**Document excerpt:**
--------------------

The shape of that idea as it forms looks nothing like the shape that intellectual history has traditionally given it. It is not the radical leap of the epiphany:
Nor is it the oppositional ladder of the dialectic:
Instead, the true shape of an idea forming looks much more like this:
That network shape is one of the reasons why external information networks (the coffeehouse, the Internet) are so crucial to the process of innovation, because those networks so often supply new connections that the solo inventor wouldn’t have stumbled across on his or her own. But the long life span of the hunch suggests another crucial dimension here: it is not just the inventor’s social network that matters, but the specific way in which the inventor networks with his own past selves, his or her ability to keep old ideas and associations alive in the mind. If great ideas usually arrive in fragments, a partial cluster of neurons, then part of the secret to having great ideas lies in creating a working environment where those fragments are nurtured and sustained over time. This obviously poses some difficulty in modern work environments, with deadlines and quarterly reports and annual job reviews. (The typical middle manager doesn’t respond favorably to news that an employee has a hunch about something that probably won’t see results for twenty years.) But Priestley had created an environment for himself where those long-term hunches could thrive with almost no pressure, and his habit of simultaneously writing multiple documents (on multiple topics) kept the fragments alive in his mind over the decades. In the final pages of his memoirs, he mentions a lifelong habit of writing down “as soon as possible, every thing I wish not to forget.” Priestley might have never made it to his golden years in Leeds without the social network of the Club of Honest Whigs. But he also had a knack for “socializing” with his own ideas.

--------------------

**Supplied material:**
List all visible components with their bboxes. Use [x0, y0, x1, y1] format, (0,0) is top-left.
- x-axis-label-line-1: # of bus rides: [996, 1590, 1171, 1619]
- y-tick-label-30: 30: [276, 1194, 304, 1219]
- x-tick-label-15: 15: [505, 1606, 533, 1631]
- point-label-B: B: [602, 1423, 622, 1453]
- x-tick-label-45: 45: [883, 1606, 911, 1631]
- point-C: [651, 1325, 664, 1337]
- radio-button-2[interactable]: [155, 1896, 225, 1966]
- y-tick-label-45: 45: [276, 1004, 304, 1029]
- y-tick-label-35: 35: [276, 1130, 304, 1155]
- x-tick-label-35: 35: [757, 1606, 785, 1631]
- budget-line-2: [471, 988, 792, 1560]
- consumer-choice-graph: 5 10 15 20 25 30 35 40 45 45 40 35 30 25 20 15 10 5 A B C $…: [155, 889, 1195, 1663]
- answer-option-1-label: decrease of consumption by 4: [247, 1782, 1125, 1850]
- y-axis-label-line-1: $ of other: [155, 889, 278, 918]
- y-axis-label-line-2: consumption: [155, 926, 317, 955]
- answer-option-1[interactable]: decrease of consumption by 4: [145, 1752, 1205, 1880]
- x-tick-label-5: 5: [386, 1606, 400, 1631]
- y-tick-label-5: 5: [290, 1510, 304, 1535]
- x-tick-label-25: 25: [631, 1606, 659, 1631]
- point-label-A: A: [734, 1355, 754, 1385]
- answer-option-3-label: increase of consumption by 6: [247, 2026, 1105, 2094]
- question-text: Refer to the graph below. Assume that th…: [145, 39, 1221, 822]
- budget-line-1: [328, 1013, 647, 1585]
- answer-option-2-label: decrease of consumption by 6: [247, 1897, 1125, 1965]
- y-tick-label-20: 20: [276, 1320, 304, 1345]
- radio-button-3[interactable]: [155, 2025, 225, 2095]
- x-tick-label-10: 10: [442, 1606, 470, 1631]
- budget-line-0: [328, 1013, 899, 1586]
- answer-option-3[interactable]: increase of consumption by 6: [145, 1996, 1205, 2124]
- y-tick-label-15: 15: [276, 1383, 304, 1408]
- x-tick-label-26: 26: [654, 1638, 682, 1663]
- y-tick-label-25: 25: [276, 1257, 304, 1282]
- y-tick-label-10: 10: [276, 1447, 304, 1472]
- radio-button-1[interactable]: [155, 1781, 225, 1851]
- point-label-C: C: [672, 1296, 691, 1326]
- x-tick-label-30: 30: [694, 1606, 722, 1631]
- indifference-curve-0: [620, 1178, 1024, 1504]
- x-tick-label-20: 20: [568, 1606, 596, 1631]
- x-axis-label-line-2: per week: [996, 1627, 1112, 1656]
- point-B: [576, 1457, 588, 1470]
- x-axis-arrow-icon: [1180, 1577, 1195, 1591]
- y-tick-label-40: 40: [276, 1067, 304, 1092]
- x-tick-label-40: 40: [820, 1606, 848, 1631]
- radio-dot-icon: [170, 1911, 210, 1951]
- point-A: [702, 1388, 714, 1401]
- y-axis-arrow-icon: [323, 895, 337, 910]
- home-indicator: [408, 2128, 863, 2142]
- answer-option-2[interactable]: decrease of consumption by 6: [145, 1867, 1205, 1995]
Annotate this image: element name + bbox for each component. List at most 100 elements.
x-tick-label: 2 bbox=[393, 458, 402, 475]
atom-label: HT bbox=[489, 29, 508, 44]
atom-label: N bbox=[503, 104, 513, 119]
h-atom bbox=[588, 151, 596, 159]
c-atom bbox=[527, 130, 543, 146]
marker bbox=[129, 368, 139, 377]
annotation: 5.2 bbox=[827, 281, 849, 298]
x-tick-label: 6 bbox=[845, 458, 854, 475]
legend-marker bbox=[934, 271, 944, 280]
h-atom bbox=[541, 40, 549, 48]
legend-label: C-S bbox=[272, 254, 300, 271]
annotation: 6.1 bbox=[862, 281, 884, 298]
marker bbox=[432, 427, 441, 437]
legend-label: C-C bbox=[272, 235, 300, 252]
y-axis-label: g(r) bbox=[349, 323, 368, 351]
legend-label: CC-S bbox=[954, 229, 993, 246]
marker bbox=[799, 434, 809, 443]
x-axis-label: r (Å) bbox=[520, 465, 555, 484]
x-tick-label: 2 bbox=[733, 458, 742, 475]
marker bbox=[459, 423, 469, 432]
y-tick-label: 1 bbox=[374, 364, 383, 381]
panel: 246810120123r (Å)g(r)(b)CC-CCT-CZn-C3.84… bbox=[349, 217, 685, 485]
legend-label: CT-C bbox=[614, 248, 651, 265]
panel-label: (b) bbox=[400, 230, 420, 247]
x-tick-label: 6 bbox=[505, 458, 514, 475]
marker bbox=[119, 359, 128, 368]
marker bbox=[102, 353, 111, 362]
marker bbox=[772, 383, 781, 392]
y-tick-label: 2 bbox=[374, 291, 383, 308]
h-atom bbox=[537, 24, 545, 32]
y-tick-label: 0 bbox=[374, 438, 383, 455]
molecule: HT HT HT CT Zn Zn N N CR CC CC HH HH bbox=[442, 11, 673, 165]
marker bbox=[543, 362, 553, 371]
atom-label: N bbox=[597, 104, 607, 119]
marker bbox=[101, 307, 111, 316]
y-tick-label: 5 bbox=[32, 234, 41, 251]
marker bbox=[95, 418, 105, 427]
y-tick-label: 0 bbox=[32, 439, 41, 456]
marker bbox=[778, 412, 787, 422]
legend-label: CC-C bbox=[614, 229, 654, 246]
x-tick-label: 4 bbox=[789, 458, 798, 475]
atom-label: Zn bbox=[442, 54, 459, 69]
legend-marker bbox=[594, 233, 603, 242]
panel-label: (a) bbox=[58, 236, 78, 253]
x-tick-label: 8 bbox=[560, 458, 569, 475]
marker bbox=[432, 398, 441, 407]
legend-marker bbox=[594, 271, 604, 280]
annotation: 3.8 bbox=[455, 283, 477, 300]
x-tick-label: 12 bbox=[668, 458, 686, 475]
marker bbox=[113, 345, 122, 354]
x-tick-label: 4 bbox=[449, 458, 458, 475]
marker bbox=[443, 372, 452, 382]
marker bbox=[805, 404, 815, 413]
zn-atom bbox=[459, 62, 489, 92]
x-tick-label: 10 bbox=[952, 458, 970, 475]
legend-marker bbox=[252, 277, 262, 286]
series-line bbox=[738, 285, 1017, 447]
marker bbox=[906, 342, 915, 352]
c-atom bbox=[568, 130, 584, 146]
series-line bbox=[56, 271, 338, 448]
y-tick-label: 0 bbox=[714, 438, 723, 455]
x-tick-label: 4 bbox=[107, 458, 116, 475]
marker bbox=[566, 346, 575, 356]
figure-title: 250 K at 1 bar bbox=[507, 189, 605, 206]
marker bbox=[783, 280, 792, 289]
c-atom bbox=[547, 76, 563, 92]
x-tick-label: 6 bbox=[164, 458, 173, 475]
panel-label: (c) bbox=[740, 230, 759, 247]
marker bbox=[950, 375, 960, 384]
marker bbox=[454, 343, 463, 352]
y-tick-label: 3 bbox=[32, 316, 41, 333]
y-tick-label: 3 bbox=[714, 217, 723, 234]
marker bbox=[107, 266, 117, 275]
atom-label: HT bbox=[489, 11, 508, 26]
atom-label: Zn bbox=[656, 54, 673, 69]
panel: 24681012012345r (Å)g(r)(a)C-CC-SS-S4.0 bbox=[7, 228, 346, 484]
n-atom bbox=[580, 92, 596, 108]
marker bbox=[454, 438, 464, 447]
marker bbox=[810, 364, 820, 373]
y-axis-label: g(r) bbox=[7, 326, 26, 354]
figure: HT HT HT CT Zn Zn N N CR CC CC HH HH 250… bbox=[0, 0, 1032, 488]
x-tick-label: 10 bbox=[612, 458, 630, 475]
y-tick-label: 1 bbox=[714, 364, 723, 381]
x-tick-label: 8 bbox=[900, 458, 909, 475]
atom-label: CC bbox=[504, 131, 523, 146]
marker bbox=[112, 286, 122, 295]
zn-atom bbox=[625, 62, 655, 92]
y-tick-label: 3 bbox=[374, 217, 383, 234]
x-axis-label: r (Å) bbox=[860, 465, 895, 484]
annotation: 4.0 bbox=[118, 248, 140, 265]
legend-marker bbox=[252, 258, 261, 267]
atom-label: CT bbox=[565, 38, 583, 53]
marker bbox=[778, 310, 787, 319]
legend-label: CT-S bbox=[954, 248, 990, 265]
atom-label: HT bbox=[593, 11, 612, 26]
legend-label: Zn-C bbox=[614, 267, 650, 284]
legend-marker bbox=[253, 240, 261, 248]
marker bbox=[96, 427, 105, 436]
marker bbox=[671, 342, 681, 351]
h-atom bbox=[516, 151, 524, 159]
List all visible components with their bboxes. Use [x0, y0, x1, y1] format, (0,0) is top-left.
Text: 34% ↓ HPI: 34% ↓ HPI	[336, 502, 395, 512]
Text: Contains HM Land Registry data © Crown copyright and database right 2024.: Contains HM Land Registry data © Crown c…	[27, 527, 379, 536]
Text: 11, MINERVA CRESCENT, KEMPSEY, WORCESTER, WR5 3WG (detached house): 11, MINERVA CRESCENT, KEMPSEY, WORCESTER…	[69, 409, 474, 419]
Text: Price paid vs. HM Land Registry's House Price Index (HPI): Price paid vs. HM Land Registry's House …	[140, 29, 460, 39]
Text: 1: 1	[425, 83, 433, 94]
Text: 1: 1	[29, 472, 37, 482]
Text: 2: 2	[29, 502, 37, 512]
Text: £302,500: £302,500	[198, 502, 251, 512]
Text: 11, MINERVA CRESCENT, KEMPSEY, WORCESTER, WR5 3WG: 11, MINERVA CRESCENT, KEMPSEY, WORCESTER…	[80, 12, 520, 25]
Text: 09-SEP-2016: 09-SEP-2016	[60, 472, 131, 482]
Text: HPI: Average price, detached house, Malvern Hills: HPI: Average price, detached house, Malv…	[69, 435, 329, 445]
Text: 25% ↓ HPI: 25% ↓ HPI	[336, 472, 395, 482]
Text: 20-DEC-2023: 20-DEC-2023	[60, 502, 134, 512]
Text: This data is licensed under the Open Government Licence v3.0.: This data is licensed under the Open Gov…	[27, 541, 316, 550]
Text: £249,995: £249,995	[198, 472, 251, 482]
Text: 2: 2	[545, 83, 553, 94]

--------------------

**Task list:**
1. In the excerpt on how ideas form, rewrite the paragraph that begins "That network shape is one of the reasons" as a short bulleted list that keeps its main facts.
2. List every feature of modern work environments that the excerpt on how ideas form names as making long-term hunches difficult.
3. Carry on the excerpt on how ideas form, starting after its final sentence.

**Results of the tasks:**
1.
- External information networks such as the coffeehouse and the Internet matter to innovation because they supply connections a solo inventor would not find alone.
- Because hunches can last a long time, it also matters how inventors "network" with their own past selves and keep old ideas and associations alive.
- If great ideas usually arrive in fragments, part of the secret is a working environment that nurtures and sustains those fragments over time.
- Modern workplaces make this hard, with their deadlines, quarterly reports and annual job reviews.
- Priestley built an environment where long-term hunches could thrive with almost no pressure.
- Writing several documents on several topics at once kept his fragments alive over the decades.
- His memoirs mention a lifelong habit of writing down "as soon as possible, every thing I wish not to forget."
- The Club of Honest Whigs gave him a social network, and he also had a knack for "socializing" with his own ideas.

2.
- Deadlines
- Quarterly reports
- Annual job reviews

3.
ONE FINAL ELEMENT of Priestley’s approach gave him a distinct advantage in scaling the mountain: his research style was uniquely suited for the problem he was wrestling with. At this early stage in its development, pneumatic chemistry was a field that happened to be highly receptive to Priestley’s characteristic approach—take dozens of minerals or plants or organisms and subject them to an endless series of experimental variations: burning, heating, bottling up. If he had been attempting to solve the riddle of universal gravitation or natural selection, his methodology would have been useless. But the mystery of air turned out to be a problem that you could productively tackle with a laundry basin, a few beer glasses, and a gift for imagining new combinations. He had put mice and spiders into a glass jar and watched them die. So why not a plant?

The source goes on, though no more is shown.